SUPPLIED INFORMATION >>
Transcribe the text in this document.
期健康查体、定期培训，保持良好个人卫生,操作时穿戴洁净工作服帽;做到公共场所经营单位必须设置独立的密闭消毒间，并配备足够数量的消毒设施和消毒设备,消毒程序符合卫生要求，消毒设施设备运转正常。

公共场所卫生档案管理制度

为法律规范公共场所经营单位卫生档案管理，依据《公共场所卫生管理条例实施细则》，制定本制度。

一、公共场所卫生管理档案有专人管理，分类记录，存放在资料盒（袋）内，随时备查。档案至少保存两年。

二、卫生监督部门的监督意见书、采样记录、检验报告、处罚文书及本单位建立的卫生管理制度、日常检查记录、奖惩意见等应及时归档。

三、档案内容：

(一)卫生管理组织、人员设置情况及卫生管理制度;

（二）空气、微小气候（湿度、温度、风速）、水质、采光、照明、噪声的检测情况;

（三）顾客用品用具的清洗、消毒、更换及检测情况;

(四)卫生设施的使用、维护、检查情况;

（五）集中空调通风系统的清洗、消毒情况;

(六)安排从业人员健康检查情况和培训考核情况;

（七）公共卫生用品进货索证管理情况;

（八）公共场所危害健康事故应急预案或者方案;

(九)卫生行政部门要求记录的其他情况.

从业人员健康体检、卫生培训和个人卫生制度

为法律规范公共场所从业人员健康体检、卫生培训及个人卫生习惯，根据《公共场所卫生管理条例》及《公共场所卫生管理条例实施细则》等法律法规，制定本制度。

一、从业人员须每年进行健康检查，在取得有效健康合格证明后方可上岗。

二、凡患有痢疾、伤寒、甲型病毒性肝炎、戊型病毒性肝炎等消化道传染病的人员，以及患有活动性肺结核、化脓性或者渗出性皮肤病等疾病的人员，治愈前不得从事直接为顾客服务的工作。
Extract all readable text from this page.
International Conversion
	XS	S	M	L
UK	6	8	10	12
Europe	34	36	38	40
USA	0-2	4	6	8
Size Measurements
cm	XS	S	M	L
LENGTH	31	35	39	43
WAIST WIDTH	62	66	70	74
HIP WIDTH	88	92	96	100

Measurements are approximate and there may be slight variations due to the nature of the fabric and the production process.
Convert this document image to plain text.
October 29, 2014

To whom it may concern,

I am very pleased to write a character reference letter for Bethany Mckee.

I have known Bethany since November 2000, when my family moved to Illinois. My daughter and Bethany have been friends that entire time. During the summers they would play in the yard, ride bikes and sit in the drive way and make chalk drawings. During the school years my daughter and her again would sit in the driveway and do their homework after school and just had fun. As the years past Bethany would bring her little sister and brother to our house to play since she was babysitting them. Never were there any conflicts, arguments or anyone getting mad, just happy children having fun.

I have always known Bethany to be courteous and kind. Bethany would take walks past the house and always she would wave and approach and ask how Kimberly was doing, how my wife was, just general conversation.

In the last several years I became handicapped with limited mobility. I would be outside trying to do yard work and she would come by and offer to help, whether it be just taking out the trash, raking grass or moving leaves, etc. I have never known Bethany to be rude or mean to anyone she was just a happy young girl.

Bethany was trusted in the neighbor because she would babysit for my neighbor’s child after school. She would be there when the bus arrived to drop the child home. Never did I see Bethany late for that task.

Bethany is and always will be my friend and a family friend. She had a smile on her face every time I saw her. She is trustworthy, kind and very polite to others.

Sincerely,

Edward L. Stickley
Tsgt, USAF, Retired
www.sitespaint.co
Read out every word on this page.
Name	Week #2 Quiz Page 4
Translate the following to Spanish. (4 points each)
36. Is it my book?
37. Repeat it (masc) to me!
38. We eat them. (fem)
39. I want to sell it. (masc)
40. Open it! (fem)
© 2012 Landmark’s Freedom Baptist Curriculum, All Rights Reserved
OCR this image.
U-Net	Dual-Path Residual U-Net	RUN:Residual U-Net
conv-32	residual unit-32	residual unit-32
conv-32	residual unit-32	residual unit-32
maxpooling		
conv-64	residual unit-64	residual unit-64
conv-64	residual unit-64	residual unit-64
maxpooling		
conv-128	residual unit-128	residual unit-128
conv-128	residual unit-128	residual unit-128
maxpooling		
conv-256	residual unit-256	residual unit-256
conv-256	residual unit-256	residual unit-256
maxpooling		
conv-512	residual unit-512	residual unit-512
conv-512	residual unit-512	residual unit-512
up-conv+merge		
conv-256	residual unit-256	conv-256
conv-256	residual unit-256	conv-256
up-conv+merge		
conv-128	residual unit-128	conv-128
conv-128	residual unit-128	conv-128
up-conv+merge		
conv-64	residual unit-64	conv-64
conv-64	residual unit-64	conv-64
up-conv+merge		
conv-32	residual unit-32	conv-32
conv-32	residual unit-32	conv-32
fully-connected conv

REQUEST >> Tally up the lines holding the string "text" in this listing, and report the total alone.

RESPONSE >> 3